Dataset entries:
--

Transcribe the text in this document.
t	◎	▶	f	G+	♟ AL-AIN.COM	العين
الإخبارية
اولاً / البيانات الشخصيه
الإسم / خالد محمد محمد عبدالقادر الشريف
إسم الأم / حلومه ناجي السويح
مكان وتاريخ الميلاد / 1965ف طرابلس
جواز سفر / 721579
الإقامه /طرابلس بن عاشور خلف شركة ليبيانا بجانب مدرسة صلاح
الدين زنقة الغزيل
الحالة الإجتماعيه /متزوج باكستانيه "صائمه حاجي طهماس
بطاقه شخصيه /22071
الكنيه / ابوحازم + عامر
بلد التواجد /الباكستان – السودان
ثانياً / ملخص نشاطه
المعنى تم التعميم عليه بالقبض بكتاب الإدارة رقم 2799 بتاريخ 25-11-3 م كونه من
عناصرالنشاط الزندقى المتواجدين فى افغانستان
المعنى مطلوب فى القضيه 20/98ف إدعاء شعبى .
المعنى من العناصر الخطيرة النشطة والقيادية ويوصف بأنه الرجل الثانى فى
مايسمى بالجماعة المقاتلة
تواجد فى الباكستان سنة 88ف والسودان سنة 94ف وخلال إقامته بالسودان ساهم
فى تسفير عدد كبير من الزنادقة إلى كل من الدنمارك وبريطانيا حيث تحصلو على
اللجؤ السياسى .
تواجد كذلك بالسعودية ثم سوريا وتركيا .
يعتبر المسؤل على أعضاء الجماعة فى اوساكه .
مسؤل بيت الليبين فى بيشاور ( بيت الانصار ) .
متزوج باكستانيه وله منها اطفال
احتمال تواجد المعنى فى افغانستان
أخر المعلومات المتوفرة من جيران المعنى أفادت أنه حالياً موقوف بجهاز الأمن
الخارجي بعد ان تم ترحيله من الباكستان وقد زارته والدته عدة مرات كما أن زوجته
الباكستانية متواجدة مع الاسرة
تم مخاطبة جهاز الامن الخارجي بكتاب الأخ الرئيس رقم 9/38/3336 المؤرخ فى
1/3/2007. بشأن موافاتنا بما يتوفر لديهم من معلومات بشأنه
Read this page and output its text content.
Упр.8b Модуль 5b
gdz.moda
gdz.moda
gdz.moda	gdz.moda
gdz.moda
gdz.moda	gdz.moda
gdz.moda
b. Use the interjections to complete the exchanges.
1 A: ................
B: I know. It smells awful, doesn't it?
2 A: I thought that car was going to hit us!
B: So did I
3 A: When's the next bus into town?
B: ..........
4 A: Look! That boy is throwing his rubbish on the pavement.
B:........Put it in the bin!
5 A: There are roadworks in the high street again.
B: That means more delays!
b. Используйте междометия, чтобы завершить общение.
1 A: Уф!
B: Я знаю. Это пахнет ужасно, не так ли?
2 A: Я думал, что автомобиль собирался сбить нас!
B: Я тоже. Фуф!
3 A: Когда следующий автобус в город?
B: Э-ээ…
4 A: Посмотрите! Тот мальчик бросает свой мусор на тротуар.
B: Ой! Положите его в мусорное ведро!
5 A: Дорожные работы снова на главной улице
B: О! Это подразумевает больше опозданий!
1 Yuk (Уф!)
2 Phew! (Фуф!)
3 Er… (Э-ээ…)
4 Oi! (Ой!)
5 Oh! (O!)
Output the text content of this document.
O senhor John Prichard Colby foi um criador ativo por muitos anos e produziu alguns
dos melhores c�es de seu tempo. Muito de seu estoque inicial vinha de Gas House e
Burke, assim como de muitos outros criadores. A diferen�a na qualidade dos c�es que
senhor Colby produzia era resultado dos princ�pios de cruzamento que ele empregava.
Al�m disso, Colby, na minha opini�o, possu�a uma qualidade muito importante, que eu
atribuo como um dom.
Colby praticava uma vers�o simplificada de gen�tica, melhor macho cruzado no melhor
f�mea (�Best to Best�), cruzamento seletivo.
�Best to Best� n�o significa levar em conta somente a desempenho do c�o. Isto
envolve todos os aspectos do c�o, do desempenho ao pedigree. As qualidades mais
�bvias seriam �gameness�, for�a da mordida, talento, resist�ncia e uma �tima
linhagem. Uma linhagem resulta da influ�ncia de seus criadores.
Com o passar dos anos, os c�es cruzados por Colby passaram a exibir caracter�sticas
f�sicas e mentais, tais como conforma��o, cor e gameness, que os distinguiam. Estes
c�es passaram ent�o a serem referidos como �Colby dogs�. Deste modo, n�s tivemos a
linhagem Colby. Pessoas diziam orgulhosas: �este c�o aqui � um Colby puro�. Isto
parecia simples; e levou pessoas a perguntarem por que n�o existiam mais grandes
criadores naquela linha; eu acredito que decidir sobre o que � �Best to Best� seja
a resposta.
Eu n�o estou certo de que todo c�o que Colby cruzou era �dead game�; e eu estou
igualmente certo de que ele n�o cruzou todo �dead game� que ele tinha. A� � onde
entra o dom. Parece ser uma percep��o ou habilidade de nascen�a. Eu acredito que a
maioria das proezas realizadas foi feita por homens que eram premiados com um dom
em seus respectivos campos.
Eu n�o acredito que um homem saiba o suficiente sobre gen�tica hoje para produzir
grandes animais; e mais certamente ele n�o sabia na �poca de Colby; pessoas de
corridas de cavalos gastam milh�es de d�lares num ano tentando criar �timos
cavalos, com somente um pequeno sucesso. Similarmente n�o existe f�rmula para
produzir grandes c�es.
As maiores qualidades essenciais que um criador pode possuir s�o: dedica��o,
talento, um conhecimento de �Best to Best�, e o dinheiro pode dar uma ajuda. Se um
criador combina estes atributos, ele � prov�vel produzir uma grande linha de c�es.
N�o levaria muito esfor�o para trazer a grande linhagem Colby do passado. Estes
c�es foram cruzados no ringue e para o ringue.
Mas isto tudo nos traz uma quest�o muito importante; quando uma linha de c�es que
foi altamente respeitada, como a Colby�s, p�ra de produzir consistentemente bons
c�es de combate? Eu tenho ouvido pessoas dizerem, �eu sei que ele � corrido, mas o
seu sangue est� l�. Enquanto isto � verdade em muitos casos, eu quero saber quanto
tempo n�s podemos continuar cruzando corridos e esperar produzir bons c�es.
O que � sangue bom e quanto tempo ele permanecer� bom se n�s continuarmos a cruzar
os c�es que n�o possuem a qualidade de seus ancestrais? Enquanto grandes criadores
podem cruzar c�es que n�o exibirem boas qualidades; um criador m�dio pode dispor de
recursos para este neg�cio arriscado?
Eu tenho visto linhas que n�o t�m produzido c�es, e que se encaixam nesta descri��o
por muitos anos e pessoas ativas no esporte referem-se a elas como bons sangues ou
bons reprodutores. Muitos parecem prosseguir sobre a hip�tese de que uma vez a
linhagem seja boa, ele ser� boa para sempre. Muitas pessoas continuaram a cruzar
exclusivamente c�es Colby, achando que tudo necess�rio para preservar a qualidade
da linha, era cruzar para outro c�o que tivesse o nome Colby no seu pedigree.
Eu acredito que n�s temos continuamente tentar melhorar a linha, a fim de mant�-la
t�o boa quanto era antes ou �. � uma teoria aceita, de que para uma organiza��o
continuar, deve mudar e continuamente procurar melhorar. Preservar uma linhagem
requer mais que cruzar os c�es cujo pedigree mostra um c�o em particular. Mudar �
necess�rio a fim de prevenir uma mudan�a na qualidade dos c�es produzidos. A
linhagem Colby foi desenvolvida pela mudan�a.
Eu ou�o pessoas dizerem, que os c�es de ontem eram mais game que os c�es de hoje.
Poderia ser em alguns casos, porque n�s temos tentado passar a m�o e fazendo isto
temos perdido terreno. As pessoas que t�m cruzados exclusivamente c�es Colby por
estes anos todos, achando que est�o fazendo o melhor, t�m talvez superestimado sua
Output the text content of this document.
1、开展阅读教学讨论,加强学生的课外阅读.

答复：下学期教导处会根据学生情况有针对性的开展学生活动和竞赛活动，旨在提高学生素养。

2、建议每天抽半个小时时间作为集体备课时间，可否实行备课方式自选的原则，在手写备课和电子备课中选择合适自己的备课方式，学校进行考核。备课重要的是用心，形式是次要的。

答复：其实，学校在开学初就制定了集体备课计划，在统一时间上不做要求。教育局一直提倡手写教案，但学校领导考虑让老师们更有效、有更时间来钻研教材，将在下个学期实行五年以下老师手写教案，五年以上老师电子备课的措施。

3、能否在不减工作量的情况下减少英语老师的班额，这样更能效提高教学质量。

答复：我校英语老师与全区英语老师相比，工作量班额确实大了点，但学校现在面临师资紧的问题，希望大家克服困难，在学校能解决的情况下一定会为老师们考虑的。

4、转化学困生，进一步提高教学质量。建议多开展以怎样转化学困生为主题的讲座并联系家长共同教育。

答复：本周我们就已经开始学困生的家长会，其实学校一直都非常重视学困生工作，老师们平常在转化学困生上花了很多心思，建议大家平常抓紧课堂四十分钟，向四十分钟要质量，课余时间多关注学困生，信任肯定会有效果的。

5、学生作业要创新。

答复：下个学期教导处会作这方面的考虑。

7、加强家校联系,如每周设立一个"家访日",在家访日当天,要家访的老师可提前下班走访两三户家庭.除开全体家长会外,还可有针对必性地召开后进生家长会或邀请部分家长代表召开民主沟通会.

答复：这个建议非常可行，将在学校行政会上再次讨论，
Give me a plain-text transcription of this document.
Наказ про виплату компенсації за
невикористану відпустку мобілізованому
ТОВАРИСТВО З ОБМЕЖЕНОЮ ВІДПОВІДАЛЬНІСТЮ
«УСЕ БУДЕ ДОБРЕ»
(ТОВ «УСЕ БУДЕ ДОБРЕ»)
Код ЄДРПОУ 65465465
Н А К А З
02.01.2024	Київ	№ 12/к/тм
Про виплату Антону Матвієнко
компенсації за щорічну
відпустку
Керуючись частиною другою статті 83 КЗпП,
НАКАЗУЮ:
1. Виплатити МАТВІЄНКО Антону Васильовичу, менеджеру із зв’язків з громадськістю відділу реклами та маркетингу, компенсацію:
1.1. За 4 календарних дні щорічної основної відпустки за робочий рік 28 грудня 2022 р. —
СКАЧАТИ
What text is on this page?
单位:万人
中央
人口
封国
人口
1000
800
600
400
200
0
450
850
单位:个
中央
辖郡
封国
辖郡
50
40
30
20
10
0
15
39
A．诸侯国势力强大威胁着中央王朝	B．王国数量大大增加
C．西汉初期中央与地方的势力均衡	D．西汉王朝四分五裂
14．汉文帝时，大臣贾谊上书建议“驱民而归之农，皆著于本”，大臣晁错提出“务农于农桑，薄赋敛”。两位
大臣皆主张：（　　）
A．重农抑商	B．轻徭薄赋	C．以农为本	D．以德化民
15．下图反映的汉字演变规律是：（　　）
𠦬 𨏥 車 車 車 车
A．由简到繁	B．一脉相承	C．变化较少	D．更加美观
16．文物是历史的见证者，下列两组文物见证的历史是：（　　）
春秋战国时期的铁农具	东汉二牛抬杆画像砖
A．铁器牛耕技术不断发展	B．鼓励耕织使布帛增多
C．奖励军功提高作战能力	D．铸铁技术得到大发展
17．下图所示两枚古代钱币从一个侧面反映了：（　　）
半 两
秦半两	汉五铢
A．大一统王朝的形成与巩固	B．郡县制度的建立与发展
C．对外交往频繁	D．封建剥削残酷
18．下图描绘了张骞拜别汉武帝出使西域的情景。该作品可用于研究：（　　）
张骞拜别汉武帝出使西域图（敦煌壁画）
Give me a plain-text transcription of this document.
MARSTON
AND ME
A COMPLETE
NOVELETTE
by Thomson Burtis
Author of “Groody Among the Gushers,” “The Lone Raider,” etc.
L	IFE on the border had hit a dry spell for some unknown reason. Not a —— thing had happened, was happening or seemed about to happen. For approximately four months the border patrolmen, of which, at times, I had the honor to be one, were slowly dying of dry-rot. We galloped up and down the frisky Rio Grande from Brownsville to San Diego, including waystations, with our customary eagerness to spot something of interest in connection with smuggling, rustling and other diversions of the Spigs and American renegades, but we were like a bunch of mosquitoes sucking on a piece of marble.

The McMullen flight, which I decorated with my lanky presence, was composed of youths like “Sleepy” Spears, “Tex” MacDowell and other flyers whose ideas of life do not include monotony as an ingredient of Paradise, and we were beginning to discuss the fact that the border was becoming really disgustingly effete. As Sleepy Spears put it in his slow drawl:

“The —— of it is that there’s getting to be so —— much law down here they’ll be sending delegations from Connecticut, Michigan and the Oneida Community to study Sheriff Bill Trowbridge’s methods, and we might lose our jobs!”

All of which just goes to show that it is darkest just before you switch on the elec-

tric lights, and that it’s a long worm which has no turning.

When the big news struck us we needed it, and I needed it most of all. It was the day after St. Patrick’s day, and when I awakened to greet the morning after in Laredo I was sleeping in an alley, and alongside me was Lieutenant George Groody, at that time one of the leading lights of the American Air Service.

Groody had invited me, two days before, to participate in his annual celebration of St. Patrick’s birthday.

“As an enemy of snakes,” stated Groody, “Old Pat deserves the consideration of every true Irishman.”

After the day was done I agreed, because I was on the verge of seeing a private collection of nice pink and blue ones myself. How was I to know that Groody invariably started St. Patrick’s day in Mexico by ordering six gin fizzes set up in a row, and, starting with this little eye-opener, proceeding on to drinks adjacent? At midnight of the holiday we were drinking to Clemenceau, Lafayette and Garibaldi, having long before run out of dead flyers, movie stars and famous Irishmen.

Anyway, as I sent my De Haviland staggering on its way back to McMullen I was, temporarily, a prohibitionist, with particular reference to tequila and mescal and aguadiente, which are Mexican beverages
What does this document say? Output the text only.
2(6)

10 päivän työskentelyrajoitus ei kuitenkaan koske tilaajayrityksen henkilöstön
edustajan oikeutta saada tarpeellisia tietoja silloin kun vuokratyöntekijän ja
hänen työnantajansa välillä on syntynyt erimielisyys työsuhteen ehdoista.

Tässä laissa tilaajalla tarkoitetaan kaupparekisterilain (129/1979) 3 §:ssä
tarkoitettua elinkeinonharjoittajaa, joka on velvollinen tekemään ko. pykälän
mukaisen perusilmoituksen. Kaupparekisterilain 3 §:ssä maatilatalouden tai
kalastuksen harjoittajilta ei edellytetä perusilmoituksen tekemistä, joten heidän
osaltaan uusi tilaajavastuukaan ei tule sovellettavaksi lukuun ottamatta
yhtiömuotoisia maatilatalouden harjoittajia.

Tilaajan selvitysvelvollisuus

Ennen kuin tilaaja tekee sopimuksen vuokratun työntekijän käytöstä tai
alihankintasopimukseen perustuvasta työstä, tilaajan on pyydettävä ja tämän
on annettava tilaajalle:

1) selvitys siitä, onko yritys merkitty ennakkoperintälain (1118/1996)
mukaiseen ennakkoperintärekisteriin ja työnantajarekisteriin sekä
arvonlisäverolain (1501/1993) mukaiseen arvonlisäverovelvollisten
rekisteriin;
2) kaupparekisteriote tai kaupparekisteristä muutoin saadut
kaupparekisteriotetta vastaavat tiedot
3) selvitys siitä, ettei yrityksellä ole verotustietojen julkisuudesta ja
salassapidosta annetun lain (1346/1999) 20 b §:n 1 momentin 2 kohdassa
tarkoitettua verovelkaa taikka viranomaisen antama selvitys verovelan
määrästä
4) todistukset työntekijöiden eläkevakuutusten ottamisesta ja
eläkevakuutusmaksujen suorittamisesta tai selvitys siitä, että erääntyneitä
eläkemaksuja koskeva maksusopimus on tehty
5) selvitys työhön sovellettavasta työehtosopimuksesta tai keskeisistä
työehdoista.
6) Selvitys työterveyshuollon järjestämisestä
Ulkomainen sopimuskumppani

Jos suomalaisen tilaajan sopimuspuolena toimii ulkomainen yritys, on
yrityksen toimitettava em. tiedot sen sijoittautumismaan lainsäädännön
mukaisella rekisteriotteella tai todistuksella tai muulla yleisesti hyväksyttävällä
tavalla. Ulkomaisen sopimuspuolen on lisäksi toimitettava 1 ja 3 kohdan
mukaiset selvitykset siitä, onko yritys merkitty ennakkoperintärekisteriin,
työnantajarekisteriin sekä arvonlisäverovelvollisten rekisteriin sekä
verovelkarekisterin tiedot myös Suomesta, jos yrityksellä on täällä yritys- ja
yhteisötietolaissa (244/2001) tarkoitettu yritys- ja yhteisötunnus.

--

# TASK INSTRUCTIONS
Which lines contain the word "mukaiseen"? Copy each of them.

# TASK ANSWER
mukaiseen ennakkoperintärekisteriin ja työnantajarekisteriin sekä
arvonlisäverolain (1501/1993) mukaiseen arvonlisäverovelvollisten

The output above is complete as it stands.